Tarefas a cumprir
1) Responda com base no texto sobre Palomas:
(a) Em qual árvore o narrador sente vontade de ficar lá em cima?
(b) De que poeta ele queria ser a reencarnação?
(c) O que os homens idosos buscavam na cidade?
2) No texto sobre Palomas, quais são os animais entre os quais o narrador se vê bem velho? Liste todos.
3) Prossiga com o texto sobre Palomas logo após a última frase.

Senti uma vontade incrível de correr para a velha bergamoteira e ficar lá em cima, num dia ensolarado de inverno, jogando cascas no chão. Às vezes, eu me pergunto: essa infância foi mesmo tão feliz assim? Nem sempre. Lembro-me dos medos que sentia, do horror ao frio, à geada, de buscar as vacas ao cair da tarde para os lados do cemitério ou de procurar cavalos ao amanhecer. Recordo-me de um anoitecer esperando meu pai, que não vinha, a noite descendo, o medo crescendo, a solidão contorcendo-se como uma cobra à espreita. Tudo isso, contudo, dissolve-se rapidamente. É o sol que se impõe. Palomas deixa de ser imaginária para voltar a ser meu imaginário. Torna-se o real o meu desejo de um dia voltar para lá. Por quê? Não sei.

Não faço a menor ideia.

Sei que me vejo bem velho entre cavalos, cachorros, gatos, ovelhas e figos maduros. Idosos, os homens queriam deixar Palomas em busca do conforto e da segurança da cidade. Eu, cada vez mais, sinto vontade de fazer o caminho contrário. Deve ser a ilusão de recuperar a infância perdida. Queria ser a reencarnação do poeta Antônio Machado e publicar um Campos de Palomas feito aos poucos, ao longo dos anos, um verso por dia. A poesia é a última porteira. Nenhuma arte me deslumbra tanto quanto a poesia. Um grande romance, certas vezes, esvai-se diante de um único verso. Palomas para mim é essa poesia. Por que estou falando isso? O que tem o leitor a ver com esses meus devaneios? Por que o aborreço com minha saudade? Também não sei. Falta de assunto não é. Vejo-me à beira do fogo cevando o mate que não tomo.

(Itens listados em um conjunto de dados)
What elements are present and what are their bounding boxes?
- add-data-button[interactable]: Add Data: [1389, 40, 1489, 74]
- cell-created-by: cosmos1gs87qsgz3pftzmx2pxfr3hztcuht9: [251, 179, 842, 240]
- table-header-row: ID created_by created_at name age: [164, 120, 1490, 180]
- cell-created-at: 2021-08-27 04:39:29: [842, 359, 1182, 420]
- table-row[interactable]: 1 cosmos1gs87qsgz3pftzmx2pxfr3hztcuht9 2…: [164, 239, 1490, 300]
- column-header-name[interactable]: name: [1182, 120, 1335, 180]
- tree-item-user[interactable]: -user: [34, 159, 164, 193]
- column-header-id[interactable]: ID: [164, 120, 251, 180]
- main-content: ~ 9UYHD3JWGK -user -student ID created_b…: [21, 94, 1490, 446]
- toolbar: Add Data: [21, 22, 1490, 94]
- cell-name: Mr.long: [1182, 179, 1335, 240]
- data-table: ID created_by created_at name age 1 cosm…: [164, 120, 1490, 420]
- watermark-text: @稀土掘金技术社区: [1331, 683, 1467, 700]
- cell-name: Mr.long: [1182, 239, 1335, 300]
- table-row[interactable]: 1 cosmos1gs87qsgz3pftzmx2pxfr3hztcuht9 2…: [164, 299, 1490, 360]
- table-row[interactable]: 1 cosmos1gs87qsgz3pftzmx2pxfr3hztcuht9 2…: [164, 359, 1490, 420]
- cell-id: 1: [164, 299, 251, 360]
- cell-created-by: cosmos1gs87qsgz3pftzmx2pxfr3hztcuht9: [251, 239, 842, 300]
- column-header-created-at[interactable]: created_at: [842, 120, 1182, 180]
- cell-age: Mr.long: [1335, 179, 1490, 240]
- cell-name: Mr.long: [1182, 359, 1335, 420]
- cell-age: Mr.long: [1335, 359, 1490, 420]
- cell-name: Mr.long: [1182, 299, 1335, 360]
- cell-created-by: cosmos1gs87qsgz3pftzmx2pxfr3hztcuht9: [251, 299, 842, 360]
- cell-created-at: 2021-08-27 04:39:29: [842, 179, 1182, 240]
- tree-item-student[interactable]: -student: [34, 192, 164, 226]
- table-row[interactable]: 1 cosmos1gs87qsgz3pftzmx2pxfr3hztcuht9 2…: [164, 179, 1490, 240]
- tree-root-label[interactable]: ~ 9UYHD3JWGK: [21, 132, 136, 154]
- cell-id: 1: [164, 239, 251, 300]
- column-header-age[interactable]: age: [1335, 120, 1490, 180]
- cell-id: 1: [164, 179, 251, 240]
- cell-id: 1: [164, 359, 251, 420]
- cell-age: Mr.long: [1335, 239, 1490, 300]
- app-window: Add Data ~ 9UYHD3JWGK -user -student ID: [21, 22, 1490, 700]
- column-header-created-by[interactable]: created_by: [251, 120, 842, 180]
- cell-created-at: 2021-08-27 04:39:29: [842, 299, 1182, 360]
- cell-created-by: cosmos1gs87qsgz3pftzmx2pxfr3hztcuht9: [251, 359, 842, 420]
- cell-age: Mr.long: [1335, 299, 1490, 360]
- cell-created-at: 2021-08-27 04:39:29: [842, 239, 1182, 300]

==

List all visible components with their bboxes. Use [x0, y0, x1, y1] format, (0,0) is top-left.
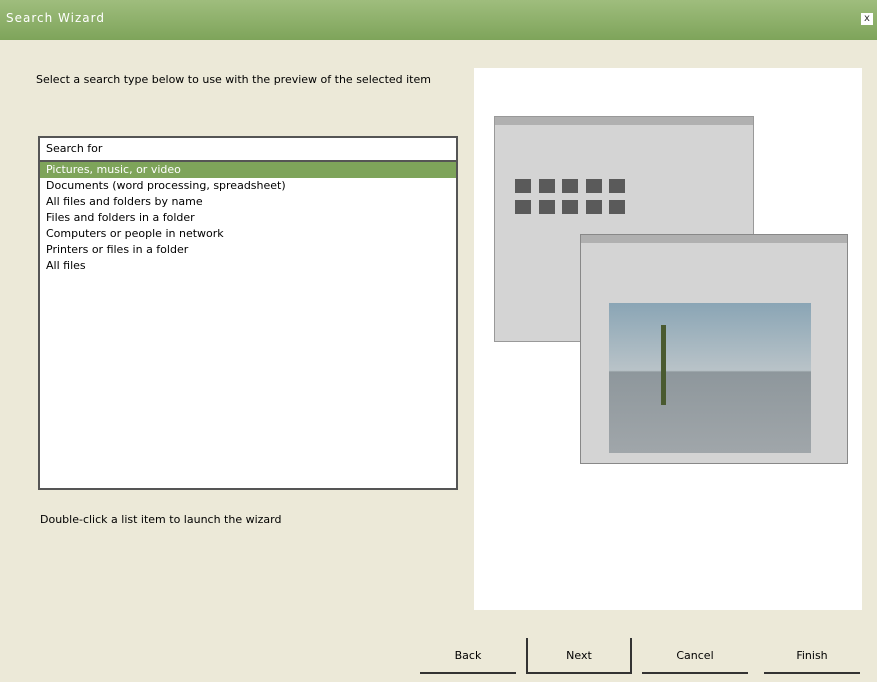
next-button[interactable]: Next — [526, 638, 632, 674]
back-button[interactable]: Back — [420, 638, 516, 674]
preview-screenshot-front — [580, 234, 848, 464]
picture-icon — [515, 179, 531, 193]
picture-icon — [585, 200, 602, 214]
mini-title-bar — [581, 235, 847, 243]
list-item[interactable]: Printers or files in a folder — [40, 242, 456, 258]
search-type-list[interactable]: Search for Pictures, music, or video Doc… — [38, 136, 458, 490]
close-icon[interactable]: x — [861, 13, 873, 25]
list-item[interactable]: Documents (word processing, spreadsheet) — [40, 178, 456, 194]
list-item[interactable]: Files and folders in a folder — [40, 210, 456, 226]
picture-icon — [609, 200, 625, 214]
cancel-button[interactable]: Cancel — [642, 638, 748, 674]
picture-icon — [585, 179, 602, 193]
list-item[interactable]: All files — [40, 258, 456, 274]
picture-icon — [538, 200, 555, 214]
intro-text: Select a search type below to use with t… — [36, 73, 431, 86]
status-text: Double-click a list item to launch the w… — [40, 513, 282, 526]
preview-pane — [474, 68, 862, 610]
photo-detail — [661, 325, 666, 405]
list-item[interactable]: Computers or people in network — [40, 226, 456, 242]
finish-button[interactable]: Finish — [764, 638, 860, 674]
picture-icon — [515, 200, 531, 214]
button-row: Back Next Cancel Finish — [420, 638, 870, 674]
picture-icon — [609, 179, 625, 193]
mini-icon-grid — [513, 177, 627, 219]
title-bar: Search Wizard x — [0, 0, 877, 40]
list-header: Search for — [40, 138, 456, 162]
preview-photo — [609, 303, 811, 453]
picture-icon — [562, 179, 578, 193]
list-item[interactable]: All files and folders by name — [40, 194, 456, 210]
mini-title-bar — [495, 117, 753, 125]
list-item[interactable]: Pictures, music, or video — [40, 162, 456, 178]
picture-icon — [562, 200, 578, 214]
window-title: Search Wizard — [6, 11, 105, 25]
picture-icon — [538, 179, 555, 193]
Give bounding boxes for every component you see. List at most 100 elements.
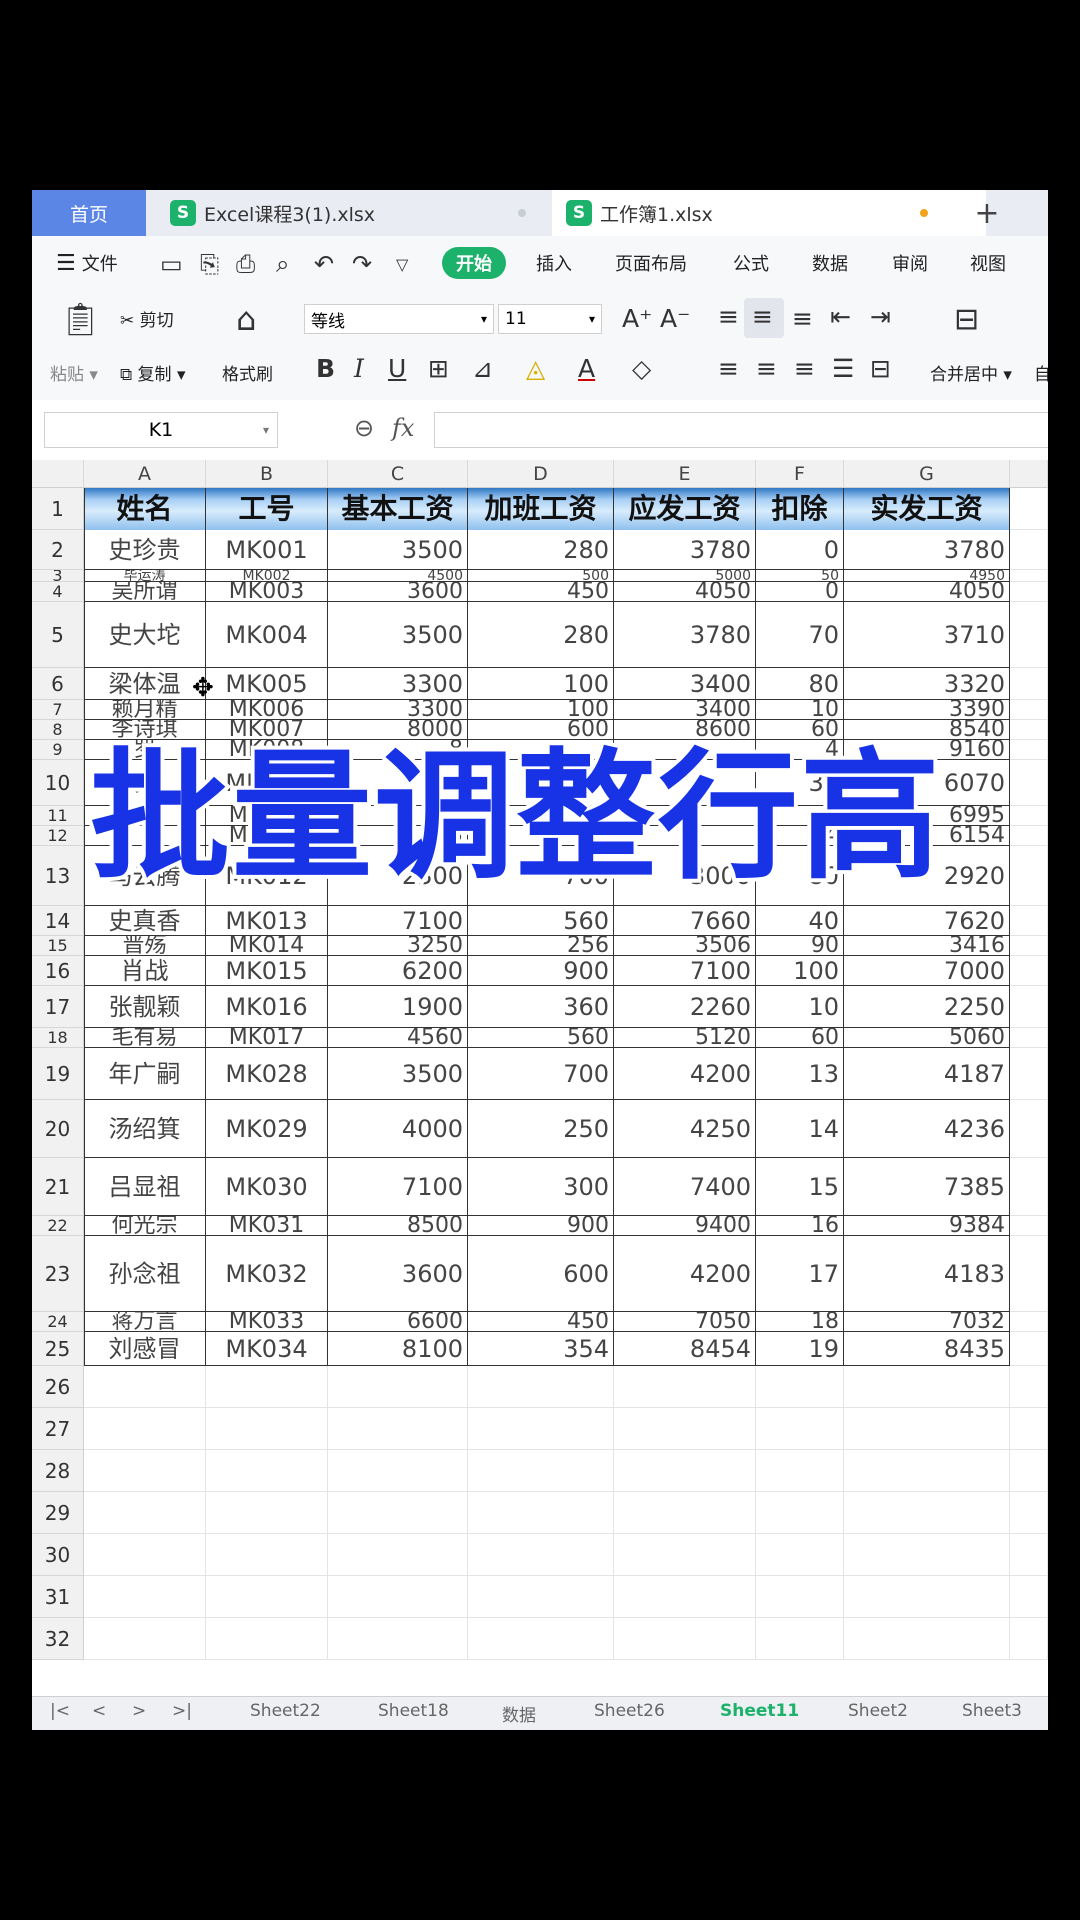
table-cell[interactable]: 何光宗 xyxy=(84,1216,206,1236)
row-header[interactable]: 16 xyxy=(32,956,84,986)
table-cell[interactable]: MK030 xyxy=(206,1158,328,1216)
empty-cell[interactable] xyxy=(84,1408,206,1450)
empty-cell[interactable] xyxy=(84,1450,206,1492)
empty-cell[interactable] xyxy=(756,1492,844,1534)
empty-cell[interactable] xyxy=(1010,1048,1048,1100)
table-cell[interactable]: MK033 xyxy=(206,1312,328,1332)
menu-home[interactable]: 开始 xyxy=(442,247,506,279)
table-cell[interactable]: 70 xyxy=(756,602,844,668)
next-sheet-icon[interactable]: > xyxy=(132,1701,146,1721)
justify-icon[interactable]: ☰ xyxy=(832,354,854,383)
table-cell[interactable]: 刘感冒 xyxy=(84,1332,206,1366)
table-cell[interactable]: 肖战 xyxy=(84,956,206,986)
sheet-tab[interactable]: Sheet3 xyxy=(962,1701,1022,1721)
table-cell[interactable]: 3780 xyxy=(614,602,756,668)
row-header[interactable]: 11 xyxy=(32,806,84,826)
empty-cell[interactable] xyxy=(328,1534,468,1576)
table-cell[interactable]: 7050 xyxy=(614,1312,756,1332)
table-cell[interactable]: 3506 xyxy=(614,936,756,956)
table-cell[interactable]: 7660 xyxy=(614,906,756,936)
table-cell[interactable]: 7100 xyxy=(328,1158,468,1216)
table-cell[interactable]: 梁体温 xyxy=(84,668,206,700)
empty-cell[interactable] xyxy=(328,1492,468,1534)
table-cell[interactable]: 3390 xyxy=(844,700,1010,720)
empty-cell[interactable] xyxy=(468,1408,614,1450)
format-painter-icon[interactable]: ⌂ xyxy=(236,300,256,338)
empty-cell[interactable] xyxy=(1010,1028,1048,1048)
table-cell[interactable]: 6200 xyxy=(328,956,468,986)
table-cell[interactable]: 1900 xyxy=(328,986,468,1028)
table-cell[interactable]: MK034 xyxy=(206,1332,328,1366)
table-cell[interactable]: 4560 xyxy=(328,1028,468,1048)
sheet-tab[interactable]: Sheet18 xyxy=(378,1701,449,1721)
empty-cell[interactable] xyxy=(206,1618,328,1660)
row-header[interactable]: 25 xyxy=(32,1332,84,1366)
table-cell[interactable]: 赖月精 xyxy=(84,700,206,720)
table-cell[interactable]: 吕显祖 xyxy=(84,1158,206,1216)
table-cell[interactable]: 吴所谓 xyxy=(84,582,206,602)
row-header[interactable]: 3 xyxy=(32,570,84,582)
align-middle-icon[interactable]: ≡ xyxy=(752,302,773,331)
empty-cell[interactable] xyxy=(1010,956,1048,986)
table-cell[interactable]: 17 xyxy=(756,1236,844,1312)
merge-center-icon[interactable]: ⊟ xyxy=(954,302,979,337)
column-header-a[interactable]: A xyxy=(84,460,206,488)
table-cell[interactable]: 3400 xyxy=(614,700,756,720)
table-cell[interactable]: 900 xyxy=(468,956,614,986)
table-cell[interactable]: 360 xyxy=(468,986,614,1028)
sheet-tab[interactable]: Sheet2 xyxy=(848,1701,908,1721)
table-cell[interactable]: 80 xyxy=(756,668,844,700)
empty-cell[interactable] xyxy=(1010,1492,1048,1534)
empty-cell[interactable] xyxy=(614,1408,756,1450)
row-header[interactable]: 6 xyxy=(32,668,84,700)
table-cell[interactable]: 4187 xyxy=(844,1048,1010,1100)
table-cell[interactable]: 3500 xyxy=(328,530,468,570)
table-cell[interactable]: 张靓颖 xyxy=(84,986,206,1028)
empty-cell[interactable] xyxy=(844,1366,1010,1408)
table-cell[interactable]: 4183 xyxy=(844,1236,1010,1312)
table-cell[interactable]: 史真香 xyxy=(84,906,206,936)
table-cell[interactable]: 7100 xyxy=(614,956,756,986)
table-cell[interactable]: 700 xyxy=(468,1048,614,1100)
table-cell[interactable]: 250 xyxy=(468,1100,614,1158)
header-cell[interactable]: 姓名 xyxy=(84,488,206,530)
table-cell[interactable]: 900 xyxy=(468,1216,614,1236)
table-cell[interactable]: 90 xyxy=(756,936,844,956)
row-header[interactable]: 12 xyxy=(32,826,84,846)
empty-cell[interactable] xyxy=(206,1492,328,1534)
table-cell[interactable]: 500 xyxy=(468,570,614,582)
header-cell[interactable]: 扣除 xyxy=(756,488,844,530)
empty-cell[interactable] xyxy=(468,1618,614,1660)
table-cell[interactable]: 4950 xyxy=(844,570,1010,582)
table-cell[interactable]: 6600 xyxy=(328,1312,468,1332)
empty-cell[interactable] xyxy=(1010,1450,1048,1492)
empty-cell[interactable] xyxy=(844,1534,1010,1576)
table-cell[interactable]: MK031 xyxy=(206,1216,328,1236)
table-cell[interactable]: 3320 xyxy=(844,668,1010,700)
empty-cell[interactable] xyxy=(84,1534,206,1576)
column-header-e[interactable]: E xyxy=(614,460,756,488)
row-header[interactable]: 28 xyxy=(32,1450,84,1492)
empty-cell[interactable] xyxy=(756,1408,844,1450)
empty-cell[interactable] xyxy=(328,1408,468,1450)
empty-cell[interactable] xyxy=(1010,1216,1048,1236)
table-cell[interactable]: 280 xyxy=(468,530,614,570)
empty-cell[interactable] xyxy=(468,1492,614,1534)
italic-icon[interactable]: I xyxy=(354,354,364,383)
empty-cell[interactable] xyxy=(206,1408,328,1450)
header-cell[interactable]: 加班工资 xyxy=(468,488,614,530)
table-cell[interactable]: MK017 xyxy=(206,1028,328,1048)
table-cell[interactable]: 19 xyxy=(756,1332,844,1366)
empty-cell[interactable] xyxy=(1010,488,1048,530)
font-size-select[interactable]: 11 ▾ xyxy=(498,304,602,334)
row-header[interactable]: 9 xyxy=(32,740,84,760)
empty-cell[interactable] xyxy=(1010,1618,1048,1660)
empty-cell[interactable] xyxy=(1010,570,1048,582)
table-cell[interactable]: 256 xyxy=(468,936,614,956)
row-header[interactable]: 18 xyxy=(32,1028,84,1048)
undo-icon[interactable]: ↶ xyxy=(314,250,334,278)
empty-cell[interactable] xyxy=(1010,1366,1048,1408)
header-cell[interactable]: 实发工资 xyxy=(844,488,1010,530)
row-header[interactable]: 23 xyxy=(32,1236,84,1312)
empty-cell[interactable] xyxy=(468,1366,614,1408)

--

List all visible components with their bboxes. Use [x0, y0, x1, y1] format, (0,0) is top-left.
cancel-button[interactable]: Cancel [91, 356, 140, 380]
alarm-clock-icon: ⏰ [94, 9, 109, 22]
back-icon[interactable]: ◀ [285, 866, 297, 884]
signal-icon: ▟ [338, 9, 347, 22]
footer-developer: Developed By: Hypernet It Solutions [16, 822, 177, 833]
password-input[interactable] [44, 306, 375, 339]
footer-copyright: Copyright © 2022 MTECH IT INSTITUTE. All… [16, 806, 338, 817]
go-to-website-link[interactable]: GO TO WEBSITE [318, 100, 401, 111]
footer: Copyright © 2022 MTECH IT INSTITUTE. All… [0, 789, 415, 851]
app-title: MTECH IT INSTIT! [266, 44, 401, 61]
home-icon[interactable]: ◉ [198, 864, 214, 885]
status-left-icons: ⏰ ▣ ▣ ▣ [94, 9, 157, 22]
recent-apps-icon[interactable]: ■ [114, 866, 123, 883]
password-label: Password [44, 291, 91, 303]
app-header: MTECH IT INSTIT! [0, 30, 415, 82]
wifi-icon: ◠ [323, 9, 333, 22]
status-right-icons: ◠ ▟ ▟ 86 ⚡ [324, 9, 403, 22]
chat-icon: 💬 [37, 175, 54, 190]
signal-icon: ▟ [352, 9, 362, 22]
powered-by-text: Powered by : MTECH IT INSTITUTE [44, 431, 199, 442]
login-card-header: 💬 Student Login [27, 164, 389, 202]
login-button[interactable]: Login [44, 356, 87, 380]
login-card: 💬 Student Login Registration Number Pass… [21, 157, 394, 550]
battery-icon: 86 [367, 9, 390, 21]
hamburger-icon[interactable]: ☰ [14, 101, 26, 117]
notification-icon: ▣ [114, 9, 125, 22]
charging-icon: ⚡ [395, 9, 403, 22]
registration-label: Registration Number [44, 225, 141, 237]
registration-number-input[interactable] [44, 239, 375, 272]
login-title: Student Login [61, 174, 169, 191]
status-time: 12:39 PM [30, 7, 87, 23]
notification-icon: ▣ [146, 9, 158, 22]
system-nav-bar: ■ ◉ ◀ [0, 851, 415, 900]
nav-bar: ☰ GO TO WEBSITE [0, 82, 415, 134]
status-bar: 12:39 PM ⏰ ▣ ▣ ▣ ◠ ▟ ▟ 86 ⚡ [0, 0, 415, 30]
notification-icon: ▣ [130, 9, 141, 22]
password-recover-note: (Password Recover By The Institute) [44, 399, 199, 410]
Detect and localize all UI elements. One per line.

Resultados por tarefa
1)
(a) Na velha bergamoteira.
(b) Do poeta Antônio Machado.
(c) O conforto e a segurança.

2) Cavalos, cachorros, gatos e ovelhas.

3)
Que coisa!

Quando sinto essa saudade fininha, busco lembranças que me confortem. Ganhei em Livramento uma foto em que aparece, ao centro, meu bisavô por parte de mãe, vovô França. Nunca tinha visto uma imagem dele. Vejo um homem todo de branco, bigodudo, chapéu elegante, lenço no pescoço, perna cruzada, uma espécie inimaginável de dândi. Em torno dele, minha avô, meus tios-avôs, minhas tias-avós e meu avô Getulino. O que pensaria vovô França da vida? Como terá vivido os seus melhores anos? Quem terá sido seu pai? Será que estou prestes a cair no contos dos fazedores de genealogias? As fotos são como poemas, flagram instantes que me comovem pelo que nunca saberei. Mil desculpas, leitor, não me contive. Estamos juntos há tanto tempo, tenho certeza de que pode me compreender. Fico assim quando sinto cheiro de figos maduros de Palomas. Cada vez sinto mais.

Por que será?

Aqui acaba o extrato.